§ Short exercise
From the material below, list every line containing "language".

---------- Material for this task ----------

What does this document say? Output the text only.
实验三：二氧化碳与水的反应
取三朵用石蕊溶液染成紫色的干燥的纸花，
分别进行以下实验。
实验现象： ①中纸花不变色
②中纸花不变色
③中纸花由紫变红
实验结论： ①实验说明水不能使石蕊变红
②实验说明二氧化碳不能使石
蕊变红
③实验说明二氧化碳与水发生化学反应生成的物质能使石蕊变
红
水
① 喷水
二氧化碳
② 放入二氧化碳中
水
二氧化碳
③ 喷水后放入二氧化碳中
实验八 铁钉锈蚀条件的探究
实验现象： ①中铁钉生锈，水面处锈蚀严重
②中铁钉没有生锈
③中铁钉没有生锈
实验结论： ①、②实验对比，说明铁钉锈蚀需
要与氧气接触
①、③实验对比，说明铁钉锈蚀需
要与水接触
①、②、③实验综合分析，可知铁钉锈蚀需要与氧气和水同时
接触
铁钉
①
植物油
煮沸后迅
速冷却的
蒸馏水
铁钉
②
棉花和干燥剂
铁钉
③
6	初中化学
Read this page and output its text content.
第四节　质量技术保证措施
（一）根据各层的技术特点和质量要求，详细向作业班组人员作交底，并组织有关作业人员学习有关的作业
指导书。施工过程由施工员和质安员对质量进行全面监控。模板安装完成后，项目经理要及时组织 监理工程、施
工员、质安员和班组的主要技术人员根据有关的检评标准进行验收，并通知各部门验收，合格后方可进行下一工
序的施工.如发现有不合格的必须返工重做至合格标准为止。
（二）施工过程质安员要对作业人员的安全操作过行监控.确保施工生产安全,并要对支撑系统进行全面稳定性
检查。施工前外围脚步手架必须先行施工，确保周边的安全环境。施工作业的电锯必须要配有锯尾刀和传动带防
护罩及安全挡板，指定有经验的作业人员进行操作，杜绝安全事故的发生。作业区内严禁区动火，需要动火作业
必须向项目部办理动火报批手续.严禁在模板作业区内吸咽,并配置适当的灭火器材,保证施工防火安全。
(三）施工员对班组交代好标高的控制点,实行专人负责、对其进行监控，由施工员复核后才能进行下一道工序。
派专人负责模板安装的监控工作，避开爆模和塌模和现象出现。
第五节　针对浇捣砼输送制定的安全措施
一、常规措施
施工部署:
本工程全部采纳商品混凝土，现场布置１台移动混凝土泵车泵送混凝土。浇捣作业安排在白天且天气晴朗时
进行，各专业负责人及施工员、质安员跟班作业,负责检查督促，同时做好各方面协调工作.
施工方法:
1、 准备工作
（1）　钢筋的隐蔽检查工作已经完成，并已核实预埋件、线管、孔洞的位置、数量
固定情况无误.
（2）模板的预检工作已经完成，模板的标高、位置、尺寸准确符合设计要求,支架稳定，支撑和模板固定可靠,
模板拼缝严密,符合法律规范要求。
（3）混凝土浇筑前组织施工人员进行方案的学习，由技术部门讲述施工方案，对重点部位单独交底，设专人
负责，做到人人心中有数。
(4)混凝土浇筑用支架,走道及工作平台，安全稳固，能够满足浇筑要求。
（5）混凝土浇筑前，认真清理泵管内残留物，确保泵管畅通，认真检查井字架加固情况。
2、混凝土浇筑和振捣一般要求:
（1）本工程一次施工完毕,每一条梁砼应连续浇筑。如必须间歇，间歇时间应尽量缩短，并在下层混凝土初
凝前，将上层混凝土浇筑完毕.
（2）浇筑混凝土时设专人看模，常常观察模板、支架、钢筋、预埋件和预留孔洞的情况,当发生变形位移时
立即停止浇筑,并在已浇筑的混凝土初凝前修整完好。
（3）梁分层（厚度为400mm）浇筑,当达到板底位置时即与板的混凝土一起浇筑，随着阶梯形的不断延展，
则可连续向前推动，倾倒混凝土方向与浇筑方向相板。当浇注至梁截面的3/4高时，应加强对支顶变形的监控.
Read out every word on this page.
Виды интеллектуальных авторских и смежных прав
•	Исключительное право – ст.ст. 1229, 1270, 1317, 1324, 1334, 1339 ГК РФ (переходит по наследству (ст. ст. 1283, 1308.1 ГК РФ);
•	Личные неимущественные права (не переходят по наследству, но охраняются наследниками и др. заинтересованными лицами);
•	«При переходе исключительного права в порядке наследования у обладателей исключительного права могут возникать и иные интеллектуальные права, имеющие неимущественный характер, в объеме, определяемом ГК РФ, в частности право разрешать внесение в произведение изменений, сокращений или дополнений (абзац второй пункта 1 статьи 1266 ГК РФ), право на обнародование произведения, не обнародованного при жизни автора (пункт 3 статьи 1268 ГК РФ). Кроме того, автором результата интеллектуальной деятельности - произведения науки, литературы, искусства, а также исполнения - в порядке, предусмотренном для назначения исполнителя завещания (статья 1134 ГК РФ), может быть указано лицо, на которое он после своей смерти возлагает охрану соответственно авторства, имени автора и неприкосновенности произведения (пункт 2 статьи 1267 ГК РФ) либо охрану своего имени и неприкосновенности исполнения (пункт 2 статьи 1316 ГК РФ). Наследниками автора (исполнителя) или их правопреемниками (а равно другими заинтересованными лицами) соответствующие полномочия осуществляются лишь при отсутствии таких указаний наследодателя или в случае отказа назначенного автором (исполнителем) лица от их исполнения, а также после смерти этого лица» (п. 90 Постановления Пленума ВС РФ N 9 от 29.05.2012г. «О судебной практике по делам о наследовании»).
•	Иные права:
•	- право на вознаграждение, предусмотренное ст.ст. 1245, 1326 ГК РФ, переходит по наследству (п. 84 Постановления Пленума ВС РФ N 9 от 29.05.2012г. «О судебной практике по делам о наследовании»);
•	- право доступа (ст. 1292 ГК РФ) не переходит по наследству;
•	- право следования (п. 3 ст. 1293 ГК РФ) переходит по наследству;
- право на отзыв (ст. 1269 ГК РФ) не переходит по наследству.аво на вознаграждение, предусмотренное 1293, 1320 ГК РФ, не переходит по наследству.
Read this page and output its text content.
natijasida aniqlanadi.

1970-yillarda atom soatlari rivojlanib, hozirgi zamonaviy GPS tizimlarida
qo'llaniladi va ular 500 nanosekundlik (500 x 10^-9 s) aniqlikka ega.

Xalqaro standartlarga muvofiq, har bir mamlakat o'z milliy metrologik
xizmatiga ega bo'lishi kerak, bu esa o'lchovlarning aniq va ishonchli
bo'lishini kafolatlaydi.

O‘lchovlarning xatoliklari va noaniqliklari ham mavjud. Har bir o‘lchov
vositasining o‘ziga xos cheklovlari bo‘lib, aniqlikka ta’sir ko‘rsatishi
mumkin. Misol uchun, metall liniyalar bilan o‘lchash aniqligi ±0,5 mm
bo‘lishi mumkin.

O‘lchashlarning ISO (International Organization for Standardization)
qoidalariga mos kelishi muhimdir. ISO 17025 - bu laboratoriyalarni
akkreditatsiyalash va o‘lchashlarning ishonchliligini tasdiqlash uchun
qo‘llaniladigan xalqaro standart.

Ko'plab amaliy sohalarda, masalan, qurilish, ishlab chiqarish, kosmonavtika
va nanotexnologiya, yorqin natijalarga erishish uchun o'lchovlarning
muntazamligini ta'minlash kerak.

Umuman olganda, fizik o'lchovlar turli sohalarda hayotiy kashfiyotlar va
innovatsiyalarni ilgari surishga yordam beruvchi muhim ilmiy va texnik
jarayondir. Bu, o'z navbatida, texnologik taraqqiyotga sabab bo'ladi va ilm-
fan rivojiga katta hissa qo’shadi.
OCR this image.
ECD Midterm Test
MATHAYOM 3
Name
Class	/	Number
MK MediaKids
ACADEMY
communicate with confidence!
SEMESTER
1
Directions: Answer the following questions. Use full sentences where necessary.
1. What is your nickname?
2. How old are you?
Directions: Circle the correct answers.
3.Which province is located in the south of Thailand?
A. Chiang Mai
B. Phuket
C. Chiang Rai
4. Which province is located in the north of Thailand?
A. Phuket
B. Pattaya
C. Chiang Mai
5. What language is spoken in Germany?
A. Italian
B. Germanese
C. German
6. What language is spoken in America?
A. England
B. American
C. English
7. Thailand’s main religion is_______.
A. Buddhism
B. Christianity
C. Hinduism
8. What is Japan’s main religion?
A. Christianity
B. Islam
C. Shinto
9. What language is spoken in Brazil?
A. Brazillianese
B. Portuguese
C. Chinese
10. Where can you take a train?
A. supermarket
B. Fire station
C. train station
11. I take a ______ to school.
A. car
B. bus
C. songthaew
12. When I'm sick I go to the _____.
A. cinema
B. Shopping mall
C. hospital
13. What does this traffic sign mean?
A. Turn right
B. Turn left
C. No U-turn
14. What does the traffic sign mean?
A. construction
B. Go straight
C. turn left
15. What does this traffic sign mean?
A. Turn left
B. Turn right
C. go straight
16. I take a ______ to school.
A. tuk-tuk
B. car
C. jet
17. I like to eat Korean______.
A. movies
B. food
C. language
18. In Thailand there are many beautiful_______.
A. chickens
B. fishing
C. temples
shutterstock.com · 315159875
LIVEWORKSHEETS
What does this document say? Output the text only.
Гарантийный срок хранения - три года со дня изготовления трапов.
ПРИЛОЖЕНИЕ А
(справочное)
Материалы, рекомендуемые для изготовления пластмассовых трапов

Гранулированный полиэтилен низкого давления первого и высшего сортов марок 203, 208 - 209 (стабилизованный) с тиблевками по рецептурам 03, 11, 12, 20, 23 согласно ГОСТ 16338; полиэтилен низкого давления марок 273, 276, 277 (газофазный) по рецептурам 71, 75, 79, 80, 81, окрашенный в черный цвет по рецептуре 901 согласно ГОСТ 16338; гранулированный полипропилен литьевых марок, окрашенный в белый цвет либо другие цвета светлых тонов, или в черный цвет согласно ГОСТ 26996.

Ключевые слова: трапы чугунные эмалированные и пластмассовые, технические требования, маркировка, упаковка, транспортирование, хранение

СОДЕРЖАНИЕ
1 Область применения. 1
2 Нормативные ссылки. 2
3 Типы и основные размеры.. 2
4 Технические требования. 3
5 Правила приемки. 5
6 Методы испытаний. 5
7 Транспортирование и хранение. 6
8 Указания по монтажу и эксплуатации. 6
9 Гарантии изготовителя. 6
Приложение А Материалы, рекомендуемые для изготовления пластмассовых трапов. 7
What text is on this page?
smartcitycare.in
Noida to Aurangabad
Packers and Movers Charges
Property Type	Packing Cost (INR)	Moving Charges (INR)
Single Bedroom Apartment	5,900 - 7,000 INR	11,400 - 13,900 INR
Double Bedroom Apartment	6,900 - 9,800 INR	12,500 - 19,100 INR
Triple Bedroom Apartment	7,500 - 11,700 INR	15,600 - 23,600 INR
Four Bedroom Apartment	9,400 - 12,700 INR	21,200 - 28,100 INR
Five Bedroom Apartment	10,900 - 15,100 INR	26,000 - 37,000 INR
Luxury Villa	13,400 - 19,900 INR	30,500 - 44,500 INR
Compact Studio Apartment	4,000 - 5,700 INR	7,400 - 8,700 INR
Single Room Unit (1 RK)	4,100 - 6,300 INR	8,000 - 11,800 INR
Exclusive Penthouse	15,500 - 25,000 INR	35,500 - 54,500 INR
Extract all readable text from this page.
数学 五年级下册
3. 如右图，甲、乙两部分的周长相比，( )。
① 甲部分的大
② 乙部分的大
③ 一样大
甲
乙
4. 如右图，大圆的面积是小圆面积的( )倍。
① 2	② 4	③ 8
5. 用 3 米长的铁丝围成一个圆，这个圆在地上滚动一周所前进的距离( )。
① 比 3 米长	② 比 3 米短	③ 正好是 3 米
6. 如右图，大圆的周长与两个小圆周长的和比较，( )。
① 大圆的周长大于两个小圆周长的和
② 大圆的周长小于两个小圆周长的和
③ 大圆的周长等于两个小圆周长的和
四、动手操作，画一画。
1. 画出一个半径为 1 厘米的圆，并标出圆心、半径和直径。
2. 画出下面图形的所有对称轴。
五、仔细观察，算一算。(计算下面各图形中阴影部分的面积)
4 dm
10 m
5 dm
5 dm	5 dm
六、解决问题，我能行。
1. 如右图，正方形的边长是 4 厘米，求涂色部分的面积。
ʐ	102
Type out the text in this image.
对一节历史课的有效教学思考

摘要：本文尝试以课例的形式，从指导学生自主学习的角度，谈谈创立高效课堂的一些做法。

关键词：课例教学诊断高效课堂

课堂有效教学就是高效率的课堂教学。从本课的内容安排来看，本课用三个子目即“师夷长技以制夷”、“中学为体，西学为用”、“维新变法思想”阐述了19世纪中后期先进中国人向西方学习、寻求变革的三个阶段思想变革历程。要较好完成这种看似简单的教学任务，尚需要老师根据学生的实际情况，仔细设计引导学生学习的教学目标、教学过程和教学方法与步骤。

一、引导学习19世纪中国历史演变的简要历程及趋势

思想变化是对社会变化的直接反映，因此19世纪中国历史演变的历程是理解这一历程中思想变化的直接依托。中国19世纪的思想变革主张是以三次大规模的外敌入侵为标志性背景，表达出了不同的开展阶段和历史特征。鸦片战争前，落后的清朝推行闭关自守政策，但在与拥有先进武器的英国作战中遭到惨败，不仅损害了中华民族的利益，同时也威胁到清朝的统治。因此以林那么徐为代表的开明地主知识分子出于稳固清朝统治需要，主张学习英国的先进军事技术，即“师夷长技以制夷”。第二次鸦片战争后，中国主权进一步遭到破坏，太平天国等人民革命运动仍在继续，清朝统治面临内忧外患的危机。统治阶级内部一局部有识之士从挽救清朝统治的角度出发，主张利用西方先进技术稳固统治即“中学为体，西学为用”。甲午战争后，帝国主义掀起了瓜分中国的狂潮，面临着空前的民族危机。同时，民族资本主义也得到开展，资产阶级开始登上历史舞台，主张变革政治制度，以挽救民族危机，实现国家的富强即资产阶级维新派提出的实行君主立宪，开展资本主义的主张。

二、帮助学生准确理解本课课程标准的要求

----------

§ Response to the task
5. What language is spoken in Germany?
6. What language is spoken in America?
9. What language is spoken in Brazil?
C. language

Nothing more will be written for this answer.